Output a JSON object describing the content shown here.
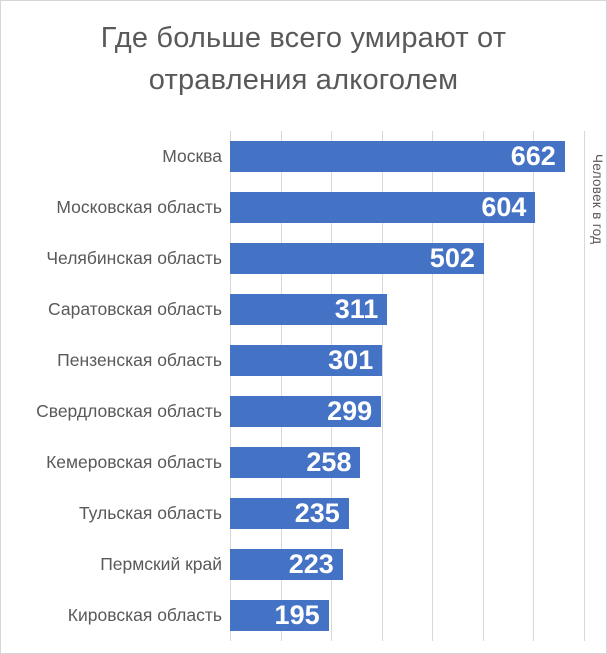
{
  "window": {
    "background": "#FFFFFF",
    "border_color": "#D6D6D6"
  },
  "chart_data": {
    "type": "bar",
    "orientation": "horizontal",
    "title": "Где больше всего умирают от отравления алкоголем",
    "categories": [
      "Москва",
      "Московская область",
      "Челябинская область",
      "Саратовская область",
      "Пензенская область",
      "Свердловская область",
      "Кемеровская область",
      "Тульская область",
      "Пермский край",
      "Кировская область"
    ],
    "values": [
      662,
      604,
      502,
      311,
      301,
      299,
      258,
      235,
      223,
      195
    ],
    "value_axis_label": "Человек в год",
    "xlabel": "",
    "ylabel": "Человек в год",
    "xlim": [
      0,
      700
    ],
    "gridline_step": 100,
    "grid": true,
    "legend": false,
    "data_labels_position": "inside-end",
    "colors": {
      "bar": "#4472C4",
      "value_label": "#FFFFFF",
      "title_text": "#595959",
      "category_text": "#595959",
      "axis_title_text": "#595959",
      "gridline": "#D9D9D9"
    }
  }
}
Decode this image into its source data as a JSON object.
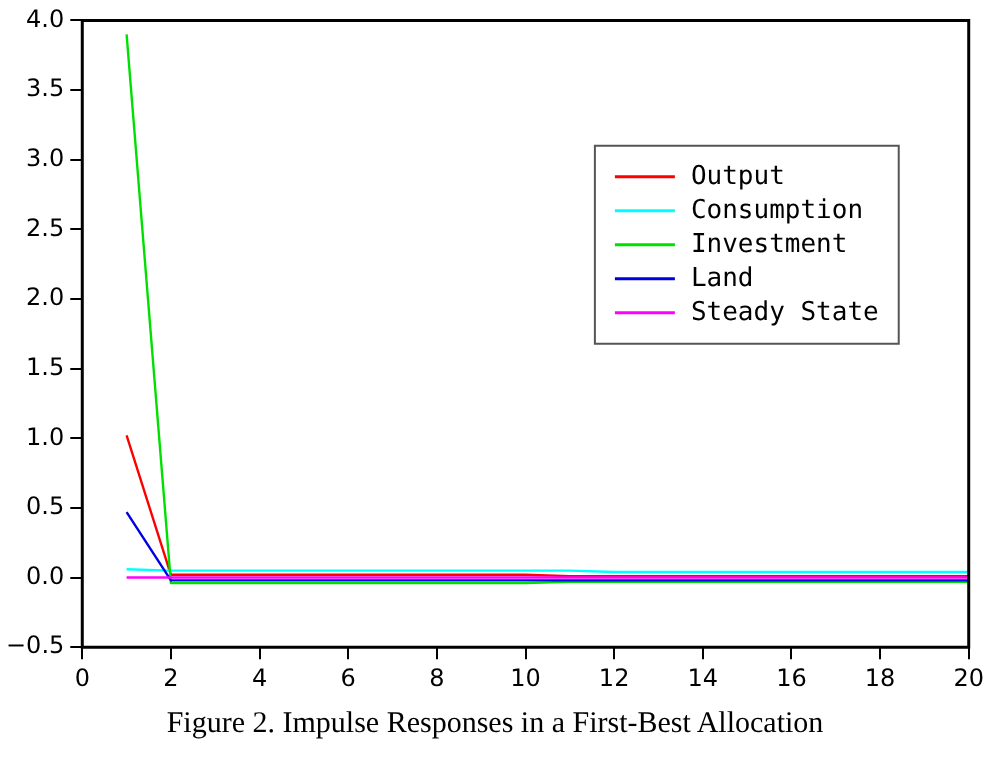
{
  "chart_data": {
    "type": "line",
    "annotations": [
      "Figure 2. Impulse Responses in a First-Best Allocation"
    ],
    "x": [
      1,
      2,
      3,
      4,
      5,
      6,
      7,
      8,
      9,
      10,
      11,
      12,
      13,
      14,
      15,
      16,
      17,
      18,
      19,
      20
    ],
    "series": [
      {
        "name": "Output",
        "color": "#ff0000",
        "values": [
          1.02,
          0.02,
          0.02,
          0.02,
          0.02,
          0.02,
          0.02,
          0.02,
          0.02,
          0.02,
          0.01,
          0.01,
          0.01,
          0.01,
          0.01,
          0.01,
          0.01,
          0.01,
          0.01,
          0.01
        ]
      },
      {
        "name": "Consumption",
        "color": "#00ffff",
        "values": [
          0.06,
          0.05,
          0.05,
          0.05,
          0.05,
          0.05,
          0.05,
          0.05,
          0.05,
          0.05,
          0.05,
          0.04,
          0.04,
          0.04,
          0.04,
          0.04,
          0.04,
          0.04,
          0.04,
          0.04
        ]
      },
      {
        "name": "Investment",
        "color": "#00e000",
        "values": [
          3.9,
          -0.04,
          -0.04,
          -0.04,
          -0.04,
          -0.04,
          -0.04,
          -0.04,
          -0.04,
          -0.04,
          -0.03,
          -0.03,
          -0.03,
          -0.03,
          -0.03,
          -0.03,
          -0.03,
          -0.03,
          -0.03,
          -0.03
        ]
      },
      {
        "name": "Land",
        "color": "#0000e0",
        "values": [
          0.47,
          -0.02,
          -0.02,
          -0.02,
          -0.02,
          -0.02,
          -0.02,
          -0.02,
          -0.02,
          -0.02,
          -0.02,
          -0.02,
          -0.02,
          -0.02,
          -0.02,
          -0.02,
          -0.02,
          -0.02,
          -0.02,
          -0.02
        ]
      },
      {
        "name": "Steady State",
        "color": "#ff00ff",
        "values": [
          0,
          0,
          0,
          0,
          0,
          0,
          0,
          0,
          0,
          0,
          0,
          0,
          0,
          0,
          0,
          0,
          0,
          0,
          0,
          0
        ]
      }
    ],
    "xlim": [
      0,
      20
    ],
    "xticks": [
      0,
      2,
      4,
      6,
      8,
      10,
      12,
      14,
      16,
      18,
      20
    ],
    "ylim": [
      -0.5,
      4.0
    ],
    "yticks": [
      {
        "value": -0.5,
        "label": "−0.5"
      },
      {
        "value": 0,
        "label": "0.0"
      },
      {
        "value": 0.5,
        "label": "0.5"
      },
      {
        "value": 1,
        "label": "1.0"
      },
      {
        "value": 1.5,
        "label": "1.5"
      },
      {
        "value": 2,
        "label": "2.0"
      },
      {
        "value": 2.5,
        "label": "2.5"
      },
      {
        "value": 3,
        "label": "3.0"
      },
      {
        "value": 3.5,
        "label": "3.5"
      },
      {
        "value": 4,
        "label": "4.0"
      }
    ],
    "grid": false,
    "legend": "right",
    "marker": "none",
    "line_style": "solid"
  }
}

────────────────

Problem statement: Leave out the pictures and transcribe the entries above exactly.

Full answer:
Output a JSON object describing the content shown here.
{
  "window": {
    "background": "#FFFFFF",
    "border_color": "#D6D6D6"
  },
  "chart_data": {
    "type": "bar",
    "orientation": "horizontal",
    "title": "Где больше всего умирают от отравления алкоголем",
    "categories": [
      "Москва",
      "Московская область",
      "Челябинская область",
      "Саратовская область",
      "Пензенская область",
      "Свердловская область",
      "Кемеровская область",
      "Тульская область",
      "Пермский край",
      "Кировская область"
    ],
    "values": [
      662,
      604,
      502,
      311,
      301,
      299,
      258,
      235,
      223,
      195
    ],
    "value_axis_label": "Человек в год",
    "xlabel": "",
    "ylabel": "Человек в год",
    "xlim": [
      0,
      700
    ],
    "gridline_step": 100,
    "grid": true,
    "legend": false,
    "data_labels_position": "inside-end",
    "colors": {
      "bar": "#4472C4",
      "value_label": "#FFFFFF",
      "title_text": "#595959",
      "category_text": "#595959",
      "axis_title_text": "#595959",
      "gridline": "#D9D9D9"
    }
  }
}
Decode this image into its source data as a JSON object.
{
  "chart_data": {
    "type": "line",
    "annotations": [
      "Figure 2. Impulse Responses in a First-Best Allocation"
    ],
    "x": [
      1,
      2,
      3,
      4,
      5,
      6,
      7,
      8,
      9,
      10,
      11,
      12,
      13,
      14,
      15,
      16,
      17,
      18,
      19,
      20
    ],
    "series": [
      {
        "name": "Output",
        "color": "#ff0000",
        "values": [
          1.02,
          0.02,
          0.02,
          0.02,
          0.02,
          0.02,
          0.02,
          0.02,
          0.02,
          0.02,
          0.01,
          0.01,
          0.01,
          0.01,
          0.01,
          0.01,
          0.01,
          0.01,
          0.01,
          0.01
        ]
      },
      {
        "name": "Consumption",
        "color": "#00ffff",
        "values": [
          0.06,
          0.05,
          0.05,
          0.05,
          0.05,
          0.05,
          0.05,
          0.05,
          0.05,
          0.05,
          0.05,
          0.04,
          0.04,
          0.04,
          0.04,
          0.04,
          0.04,
          0.04,
          0.04,
          0.04
        ]
      },
      {
        "name": "Investment",
        "color": "#00e000",
        "values": [
          3.9,
          -0.04,
          -0.04,
          -0.04,
          -0.04,
          -0.04,
          -0.04,
          -0.04,
          -0.04,
          -0.04,
          -0.03,
          -0.03,
          -0.03,
          -0.03,
          -0.03,
          -0.03,
          -0.03,
          -0.03,
          -0.03,
          -0.03
        ]
      },
      {
        "name": "Land",
        "color": "#0000e0",
        "values": [
          0.47,
          -0.02,
          -0.02,
          -0.02,
          -0.02,
          -0.02,
          -0.02,
          -0.02,
          -0.02,
          -0.02,
          -0.02,
          -0.02,
          -0.02,
          -0.02,
          -0.02,
          -0.02,
          -0.02,
          -0.02,
          -0.02,
          -0.02
        ]
      },
      {
        "name": "Steady State",
        "color": "#ff00ff",
        "values": [
          0,
          0,
          0,
          0,
          0,
          0,
          0,
          0,
          0,
          0,
          0,
          0,
          0,
          0,
          0,
          0,
          0,
          0,
          0,
          0
        ]
      }
    ],
    "xlim": [
      0,
      20
    ],
    "xticks": [
      0,
      2,
      4,
      6,
      8,
      10,
      12,
      14,
      16,
      18,
      20
    ],
    "ylim": [
      -0.5,
      4.0
    ],
    "yticks": [
      {
        "value": -0.5,
        "label": "−0.5"
      },
      {
        "value": 0,
        "label": "0.0"
      },
      {
        "value": 0.5,
        "label": "0.5"
      },
      {
        "value": 1,
        "label": "1.0"
      },
      {
        "value": 1.5,
        "label": "1.5"
      },
      {
        "value": 2,
        "label": "2.0"
      },
      {
        "value": 2.5,
        "label": "2.5"
      },
      {
        "value": 3,
        "label": "3.0"
      },
      {
        "value": 3.5,
        "label": "3.5"
      },
      {
        "value": 4,
        "label": "4.0"
      }
    ],
    "grid": false,
    "legend": "right",
    "marker": "none",
    "line_style": "solid"
  }
}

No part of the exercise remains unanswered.